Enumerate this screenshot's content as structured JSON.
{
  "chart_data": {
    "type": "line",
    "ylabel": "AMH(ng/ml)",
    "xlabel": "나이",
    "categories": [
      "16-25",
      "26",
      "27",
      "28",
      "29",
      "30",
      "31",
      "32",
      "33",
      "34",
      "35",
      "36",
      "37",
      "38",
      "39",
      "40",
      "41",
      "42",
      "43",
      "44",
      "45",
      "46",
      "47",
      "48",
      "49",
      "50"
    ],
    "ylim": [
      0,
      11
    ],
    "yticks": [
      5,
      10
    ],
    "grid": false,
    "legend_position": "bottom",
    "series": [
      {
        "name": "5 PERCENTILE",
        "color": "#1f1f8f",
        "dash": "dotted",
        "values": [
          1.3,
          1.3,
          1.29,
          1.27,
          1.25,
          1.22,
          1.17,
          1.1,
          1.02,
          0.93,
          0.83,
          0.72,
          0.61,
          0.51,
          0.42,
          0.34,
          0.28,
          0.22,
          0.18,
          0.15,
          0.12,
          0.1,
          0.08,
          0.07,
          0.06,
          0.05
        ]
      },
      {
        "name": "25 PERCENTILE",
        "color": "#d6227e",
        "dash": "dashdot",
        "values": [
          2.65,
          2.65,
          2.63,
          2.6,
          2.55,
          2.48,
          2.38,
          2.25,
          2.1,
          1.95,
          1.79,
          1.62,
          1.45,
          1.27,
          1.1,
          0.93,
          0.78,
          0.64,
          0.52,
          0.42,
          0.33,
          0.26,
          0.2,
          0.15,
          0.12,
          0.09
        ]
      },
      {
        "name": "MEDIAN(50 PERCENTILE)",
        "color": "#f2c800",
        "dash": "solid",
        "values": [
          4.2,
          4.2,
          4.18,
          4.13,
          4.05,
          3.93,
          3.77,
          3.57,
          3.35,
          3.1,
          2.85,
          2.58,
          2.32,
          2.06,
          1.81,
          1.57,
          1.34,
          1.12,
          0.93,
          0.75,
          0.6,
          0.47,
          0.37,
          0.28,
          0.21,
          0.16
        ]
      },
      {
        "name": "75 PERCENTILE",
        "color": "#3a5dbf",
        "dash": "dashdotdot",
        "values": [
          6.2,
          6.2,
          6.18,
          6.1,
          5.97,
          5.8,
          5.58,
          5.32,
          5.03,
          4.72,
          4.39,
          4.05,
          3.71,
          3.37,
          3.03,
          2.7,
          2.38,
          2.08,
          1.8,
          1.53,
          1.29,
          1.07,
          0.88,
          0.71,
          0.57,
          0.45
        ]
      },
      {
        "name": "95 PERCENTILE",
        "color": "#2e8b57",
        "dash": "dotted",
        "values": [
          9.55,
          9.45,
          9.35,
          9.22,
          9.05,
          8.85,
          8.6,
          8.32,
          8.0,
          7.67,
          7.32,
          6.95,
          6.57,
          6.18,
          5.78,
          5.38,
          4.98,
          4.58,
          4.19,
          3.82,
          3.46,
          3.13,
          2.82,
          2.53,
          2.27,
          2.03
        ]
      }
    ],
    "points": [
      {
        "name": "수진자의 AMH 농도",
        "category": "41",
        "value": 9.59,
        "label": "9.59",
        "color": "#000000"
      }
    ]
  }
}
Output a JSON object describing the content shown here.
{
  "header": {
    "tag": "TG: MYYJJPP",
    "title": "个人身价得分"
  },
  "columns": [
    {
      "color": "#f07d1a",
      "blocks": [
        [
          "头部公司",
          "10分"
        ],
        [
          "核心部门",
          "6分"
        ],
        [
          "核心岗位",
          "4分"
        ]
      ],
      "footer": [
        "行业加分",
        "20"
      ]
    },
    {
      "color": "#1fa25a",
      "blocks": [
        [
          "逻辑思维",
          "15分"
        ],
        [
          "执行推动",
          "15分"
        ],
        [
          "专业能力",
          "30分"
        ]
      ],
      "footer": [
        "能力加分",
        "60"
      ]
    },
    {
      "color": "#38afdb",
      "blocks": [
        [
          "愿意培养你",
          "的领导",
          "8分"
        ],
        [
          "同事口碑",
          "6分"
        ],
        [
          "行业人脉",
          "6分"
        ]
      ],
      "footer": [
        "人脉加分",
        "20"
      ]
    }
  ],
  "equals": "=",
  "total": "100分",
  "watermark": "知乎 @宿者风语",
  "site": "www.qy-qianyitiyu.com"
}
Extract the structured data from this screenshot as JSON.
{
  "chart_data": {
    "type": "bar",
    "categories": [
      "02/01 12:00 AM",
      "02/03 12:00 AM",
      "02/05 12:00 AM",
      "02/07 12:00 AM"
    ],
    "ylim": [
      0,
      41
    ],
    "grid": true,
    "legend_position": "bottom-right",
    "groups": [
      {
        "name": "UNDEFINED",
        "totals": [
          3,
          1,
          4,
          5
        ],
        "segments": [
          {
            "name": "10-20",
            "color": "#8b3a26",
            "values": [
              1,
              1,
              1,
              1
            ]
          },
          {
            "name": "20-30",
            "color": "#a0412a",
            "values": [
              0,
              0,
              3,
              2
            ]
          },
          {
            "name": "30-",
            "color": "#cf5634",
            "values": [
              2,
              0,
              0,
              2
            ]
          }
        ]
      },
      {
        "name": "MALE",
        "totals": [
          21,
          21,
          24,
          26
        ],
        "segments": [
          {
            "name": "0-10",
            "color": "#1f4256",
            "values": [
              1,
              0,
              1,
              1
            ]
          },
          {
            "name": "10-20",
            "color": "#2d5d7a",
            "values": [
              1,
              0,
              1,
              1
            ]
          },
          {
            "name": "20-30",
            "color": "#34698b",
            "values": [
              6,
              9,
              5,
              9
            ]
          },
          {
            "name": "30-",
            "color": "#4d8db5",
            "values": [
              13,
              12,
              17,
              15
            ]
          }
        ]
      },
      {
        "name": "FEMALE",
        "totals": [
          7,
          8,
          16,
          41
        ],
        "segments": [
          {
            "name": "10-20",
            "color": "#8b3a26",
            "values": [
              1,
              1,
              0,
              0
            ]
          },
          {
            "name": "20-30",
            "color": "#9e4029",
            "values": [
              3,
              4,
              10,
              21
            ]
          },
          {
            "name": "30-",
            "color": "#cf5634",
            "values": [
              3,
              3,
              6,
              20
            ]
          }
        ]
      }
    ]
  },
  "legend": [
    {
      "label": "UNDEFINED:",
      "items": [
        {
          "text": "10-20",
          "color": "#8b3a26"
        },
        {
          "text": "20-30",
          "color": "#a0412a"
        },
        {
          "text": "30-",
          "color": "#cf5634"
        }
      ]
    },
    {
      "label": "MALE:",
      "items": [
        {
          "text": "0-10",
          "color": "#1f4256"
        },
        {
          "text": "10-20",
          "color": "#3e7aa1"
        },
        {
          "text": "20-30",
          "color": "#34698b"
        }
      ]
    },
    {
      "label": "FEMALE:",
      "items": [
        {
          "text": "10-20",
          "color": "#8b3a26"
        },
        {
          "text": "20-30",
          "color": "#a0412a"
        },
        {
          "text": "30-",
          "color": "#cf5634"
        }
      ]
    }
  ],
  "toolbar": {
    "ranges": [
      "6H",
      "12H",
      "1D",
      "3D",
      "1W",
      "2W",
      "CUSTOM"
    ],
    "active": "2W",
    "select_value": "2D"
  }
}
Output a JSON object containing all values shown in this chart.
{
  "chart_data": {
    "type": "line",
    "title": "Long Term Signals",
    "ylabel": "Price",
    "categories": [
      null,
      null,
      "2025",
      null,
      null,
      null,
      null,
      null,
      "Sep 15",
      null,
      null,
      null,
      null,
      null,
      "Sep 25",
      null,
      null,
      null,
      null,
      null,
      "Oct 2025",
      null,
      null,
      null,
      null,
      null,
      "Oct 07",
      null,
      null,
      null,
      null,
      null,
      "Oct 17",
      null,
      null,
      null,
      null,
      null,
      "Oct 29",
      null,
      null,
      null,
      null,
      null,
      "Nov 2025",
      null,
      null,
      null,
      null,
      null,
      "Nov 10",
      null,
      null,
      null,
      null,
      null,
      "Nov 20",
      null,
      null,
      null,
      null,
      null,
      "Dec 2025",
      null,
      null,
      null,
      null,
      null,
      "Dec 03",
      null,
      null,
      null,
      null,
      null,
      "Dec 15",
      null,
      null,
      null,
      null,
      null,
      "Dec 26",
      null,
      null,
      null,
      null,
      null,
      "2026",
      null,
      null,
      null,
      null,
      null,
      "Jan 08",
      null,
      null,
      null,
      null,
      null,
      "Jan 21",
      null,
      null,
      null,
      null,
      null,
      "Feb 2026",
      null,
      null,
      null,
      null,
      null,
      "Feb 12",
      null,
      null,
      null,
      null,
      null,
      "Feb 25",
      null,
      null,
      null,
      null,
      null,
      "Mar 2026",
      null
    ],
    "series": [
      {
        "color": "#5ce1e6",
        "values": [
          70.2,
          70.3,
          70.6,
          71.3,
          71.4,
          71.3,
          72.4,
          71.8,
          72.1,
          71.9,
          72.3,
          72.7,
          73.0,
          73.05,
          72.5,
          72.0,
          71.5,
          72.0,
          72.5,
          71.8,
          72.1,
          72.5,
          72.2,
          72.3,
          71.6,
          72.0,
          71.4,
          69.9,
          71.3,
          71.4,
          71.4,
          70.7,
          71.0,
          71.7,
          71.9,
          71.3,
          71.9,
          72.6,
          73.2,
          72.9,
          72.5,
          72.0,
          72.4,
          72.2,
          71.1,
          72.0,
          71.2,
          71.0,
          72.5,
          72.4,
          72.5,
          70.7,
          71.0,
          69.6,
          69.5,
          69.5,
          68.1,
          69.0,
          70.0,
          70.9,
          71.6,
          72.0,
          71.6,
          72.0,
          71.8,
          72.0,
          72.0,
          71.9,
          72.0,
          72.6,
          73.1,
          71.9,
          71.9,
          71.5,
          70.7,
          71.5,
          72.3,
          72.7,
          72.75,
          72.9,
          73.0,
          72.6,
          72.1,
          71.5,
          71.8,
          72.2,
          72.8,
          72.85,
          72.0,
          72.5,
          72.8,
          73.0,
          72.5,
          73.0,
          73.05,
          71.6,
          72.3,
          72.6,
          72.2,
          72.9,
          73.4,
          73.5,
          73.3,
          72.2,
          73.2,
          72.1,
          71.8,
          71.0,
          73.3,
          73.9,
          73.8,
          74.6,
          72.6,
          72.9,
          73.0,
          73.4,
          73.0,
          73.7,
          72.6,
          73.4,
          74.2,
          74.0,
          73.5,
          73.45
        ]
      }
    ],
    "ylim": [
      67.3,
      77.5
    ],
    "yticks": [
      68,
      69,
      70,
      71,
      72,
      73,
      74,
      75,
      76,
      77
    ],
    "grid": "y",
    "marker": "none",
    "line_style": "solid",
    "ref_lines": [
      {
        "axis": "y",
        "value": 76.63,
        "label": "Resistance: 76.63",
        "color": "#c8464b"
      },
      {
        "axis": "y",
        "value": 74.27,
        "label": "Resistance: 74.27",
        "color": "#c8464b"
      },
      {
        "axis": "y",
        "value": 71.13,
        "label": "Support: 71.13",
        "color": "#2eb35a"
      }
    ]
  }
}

GIVEN REQUEST
Copy out each line in the preceding records that contains "bottom".

WRITTEN SOLUTION
    "legend_position": "bottom",
    "legend_position": "bottom-right",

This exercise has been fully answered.